## Task to carry out
Restate the entries below verbatim.

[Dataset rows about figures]
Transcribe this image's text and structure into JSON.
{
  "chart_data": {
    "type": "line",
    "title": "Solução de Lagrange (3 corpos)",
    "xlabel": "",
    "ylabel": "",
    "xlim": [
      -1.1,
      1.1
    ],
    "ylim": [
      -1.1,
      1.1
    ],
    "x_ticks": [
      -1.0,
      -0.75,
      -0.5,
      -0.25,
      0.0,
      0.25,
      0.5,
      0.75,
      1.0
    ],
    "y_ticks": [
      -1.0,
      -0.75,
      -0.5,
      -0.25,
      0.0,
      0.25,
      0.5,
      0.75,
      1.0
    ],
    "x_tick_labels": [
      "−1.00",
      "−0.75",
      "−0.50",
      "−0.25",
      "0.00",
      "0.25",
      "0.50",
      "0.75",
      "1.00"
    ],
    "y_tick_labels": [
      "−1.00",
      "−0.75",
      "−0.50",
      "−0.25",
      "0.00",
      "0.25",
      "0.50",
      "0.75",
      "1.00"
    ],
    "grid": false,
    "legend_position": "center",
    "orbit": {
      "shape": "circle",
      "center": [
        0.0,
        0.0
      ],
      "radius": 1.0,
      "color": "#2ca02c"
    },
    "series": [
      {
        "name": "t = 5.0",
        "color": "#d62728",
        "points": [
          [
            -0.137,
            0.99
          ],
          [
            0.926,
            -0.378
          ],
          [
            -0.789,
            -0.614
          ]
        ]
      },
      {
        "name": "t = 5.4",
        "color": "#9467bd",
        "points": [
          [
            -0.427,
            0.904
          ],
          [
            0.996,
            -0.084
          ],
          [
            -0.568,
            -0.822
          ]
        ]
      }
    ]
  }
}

## Answer below
Transcribe this image's text and structure into JSON.
{
  "chart_data": {
    "type": "line",
    "title": "Solução de Lagrange (3 corpos)",
    "xlabel": "",
    "ylabel": "",
    "xlim": [
      -1.1,
      1.1
    ],
    "ylim": [
      -1.1,
      1.1
    ],
    "x_ticks": [
      -1.0,
      -0.75,
      -0.5,
      -0.25,
      0.0,
      0.25,
      0.5,
      0.75,
      1.0
    ],
    "y_ticks": [
      -1.0,
      -0.75,
      -0.5,
      -0.25,
      0.0,
      0.25,
      0.5,
      0.75,
      1.0
    ],
    "x_tick_labels": [
      "−1.00",
      "−0.75",
      "−0.50",
      "−0.25",
      "0.00",
      "0.25",
      "0.50",
      "0.75",
      "1.00"
    ],
    "y_tick_labels": [
      "−1.00",
      "−0.75",
      "−0.50",
      "−0.25",
      "0.00",
      "0.25",
      "0.50",
      "0.75",
      "1.00"
    ],
    "grid": false,
    "legend_position": "center",
    "orbit": {
      "shape": "circle",
      "center": [
        0.0,
        0.0
      ],
      "radius": 1.0,
      "color": "#2ca02c"
    },
    "series": [
      {
        "name": "t = 5.0",
        "color": "#d62728",
        "points": [
          [
            -0.137,
            0.99
          ],
          [
            0.926,
            -0.378
          ],
          [
            -0.789,
            -0.614
          ]
        ]
      },
      {
        "name": "t = 5.4",
        "color": "#9467bd",
        "points": [
          [
            -0.427,
            0.904
          ],
          [
            0.996,
            -0.084
          ],
          [
            -0.568,
            -0.822
          ]
        ]
      }
    ]
  }
}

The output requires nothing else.